— Start of DATA FOR PROCESSING —

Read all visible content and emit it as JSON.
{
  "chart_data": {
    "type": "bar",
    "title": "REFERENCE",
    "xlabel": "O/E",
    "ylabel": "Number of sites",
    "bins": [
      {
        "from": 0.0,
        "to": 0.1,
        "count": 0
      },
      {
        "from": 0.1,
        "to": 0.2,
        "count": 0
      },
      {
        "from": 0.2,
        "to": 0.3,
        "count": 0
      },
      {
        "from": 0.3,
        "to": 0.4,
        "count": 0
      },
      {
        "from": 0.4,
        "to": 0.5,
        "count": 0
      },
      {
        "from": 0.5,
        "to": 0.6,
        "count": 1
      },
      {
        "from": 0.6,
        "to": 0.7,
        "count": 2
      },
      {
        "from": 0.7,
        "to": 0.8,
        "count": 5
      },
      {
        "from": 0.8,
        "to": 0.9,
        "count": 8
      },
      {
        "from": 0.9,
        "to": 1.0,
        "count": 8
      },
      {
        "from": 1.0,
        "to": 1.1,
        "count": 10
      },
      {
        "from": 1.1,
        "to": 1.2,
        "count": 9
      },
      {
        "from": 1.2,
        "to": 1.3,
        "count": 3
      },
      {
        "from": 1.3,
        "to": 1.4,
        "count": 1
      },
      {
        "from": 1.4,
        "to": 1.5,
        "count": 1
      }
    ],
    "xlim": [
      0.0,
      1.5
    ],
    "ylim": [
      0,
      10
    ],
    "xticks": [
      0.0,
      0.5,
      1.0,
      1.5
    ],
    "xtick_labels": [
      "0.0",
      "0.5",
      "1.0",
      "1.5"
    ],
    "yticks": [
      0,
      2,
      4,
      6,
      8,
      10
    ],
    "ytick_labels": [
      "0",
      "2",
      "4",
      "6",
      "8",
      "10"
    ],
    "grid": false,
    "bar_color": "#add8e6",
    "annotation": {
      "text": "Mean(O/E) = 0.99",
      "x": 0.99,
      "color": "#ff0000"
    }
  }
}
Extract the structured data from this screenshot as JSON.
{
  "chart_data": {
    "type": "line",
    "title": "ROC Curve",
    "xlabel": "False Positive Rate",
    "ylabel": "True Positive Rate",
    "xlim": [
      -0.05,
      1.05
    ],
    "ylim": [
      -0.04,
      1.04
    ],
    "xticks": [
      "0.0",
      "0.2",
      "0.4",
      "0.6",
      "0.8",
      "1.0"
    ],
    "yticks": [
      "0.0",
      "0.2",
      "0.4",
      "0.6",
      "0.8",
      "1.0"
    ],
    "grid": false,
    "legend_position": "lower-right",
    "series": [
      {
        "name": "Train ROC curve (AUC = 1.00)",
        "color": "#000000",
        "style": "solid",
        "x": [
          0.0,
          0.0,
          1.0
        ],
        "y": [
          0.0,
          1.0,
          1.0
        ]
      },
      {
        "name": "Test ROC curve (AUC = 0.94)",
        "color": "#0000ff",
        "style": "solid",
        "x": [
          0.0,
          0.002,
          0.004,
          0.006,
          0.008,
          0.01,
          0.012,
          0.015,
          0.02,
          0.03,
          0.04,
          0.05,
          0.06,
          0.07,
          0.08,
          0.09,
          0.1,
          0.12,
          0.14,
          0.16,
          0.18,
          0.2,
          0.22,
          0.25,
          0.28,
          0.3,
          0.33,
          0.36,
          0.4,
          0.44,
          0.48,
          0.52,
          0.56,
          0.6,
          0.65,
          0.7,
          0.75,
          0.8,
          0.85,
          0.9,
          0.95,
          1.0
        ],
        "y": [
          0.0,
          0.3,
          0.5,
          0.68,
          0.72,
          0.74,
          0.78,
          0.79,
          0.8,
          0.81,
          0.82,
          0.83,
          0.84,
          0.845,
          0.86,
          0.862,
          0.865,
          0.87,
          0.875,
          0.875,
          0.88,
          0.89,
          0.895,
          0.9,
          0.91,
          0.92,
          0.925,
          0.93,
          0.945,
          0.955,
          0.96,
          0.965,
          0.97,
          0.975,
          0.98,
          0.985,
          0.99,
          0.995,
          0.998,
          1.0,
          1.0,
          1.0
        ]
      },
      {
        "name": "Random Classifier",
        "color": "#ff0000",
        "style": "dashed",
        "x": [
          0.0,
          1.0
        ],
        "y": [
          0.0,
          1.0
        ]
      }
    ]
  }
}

— End of DATA FOR PROCESSING —

**WHAT NEEDS TO BE DONE**. Please set down all the data word for word.

**COMPLETE RESPONSE**.
Read all visible content and emit it as JSON.
{
  "chart_data": {
    "type": "bar",
    "title": "REFERENCE",
    "xlabel": "O/E",
    "ylabel": "Number of sites",
    "bins": [
      {
        "from": 0.0,
        "to": 0.1,
        "count": 0
      },
      {
        "from": 0.1,
        "to": 0.2,
        "count": 0
      },
      {
        "from": 0.2,
        "to": 0.3,
        "count": 0
      },
      {
        "from": 0.3,
        "to": 0.4,
        "count": 0
      },
      {
        "from": 0.4,
        "to": 0.5,
        "count": 0
      },
      {
        "from": 0.5,
        "to": 0.6,
        "count": 1
      },
      {
        "from": 0.6,
        "to": 0.7,
        "count": 2
      },
      {
        "from": 0.7,
        "to": 0.8,
        "count": 5
      },
      {
        "from": 0.8,
        "to": 0.9,
        "count": 8
      },
      {
        "from": 0.9,
        "to": 1.0,
        "count": 8
      },
      {
        "from": 1.0,
        "to": 1.1,
        "count": 10
      },
      {
        "from": 1.1,
        "to": 1.2,
        "count": 9
      },
      {
        "from": 1.2,
        "to": 1.3,
        "count": 3
      },
      {
        "from": 1.3,
        "to": 1.4,
        "count": 1
      },
      {
        "from": 1.4,
        "to": 1.5,
        "count": 1
      }
    ],
    "xlim": [
      0.0,
      1.5
    ],
    "ylim": [
      0,
      10
    ],
    "xticks": [
      0.0,
      0.5,
      1.0,
      1.5
    ],
    "xtick_labels": [
      "0.0",
      "0.5",
      "1.0",
      "1.5"
    ],
    "yticks": [
      0,
      2,
      4,
      6,
      8,
      10
    ],
    "ytick_labels": [
      "0",
      "2",
      "4",
      "6",
      "8",
      "10"
    ],
    "grid": false,
    "bar_color": "#add8e6",
    "annotation": {
      "text": "Mean(O/E) = 0.99",
      "x": 0.99,
      "color": "#ff0000"
    }
  }
}
Extract the structured data from this screenshot as JSON.
{
  "chart_data": {
    "type": "line",
    "title": "ROC Curve",
    "xlabel": "False Positive Rate",
    "ylabel": "True Positive Rate",
    "xlim": [
      -0.05,
      1.05
    ],
    "ylim": [
      -0.04,
      1.04
    ],
    "xticks": [
      "0.0",
      "0.2",
      "0.4",
      "0.6",
      "0.8",
      "1.0"
    ],
    "yticks": [
      "0.0",
      "0.2",
      "0.4",
      "0.6",
      "0.8",
      "1.0"
    ],
    "grid": false,
    "legend_position": "lower-right",
    "series": [
      {
        "name": "Train ROC curve (AUC = 1.00)",
        "color": "#000000",
        "style": "solid",
        "x": [
          0.0,
          0.0,
          1.0
        ],
        "y": [
          0.0,
          1.0,
          1.0
        ]
      },
      {
        "name": "Test ROC curve (AUC = 0.94)",
        "color": "#0000ff",
        "style": "solid",
        "x": [
          0.0,
          0.002,
          0.004,
          0.006,
          0.008,
          0.01,
          0.012,
          0.015,
          0.02,
          0.03,
          0.04,
          0.05,
          0.06,
          0.07,
          0.08,
          0.09,
          0.1,
          0.12,
          0.14,
          0.16,
          0.18,
          0.2,
          0.22,
          0.25,
          0.28,
          0.3,
          0.33,
          0.36,
          0.4,
          0.44,
          0.48,
          0.52,
          0.56,
          0.6,
          0.65,
          0.7,
          0.75,
          0.8,
          0.85,
          0.9,
          0.95,
          1.0
        ],
        "y": [
          0.0,
          0.3,
          0.5,
          0.68,
          0.72,
          0.74,
          0.78,
          0.79,
          0.8,
          0.81,
          0.82,
          0.83,
          0.84,
          0.845,
          0.86,
          0.862,
          0.865,
          0.87,
          0.875,
          0.875,
          0.88,
          0.89,
          0.895,
          0.9,
          0.91,
          0.92,
          0.925,
          0.93,
          0.945,
          0.955,
          0.96,
          0.965,
          0.97,
          0.975,
          0.98,
          0.985,
          0.99,
          0.995,
          0.998,
          1.0,
          1.0,
          1.0
        ]
      },
      {
        "name": "Random Classifier",
        "color": "#ff0000",
        "style": "dashed",
        "x": [
          0.0,
          1.0
        ],
        "y": [
          0.0,
          1.0
        ]
      }
    ]
  }
}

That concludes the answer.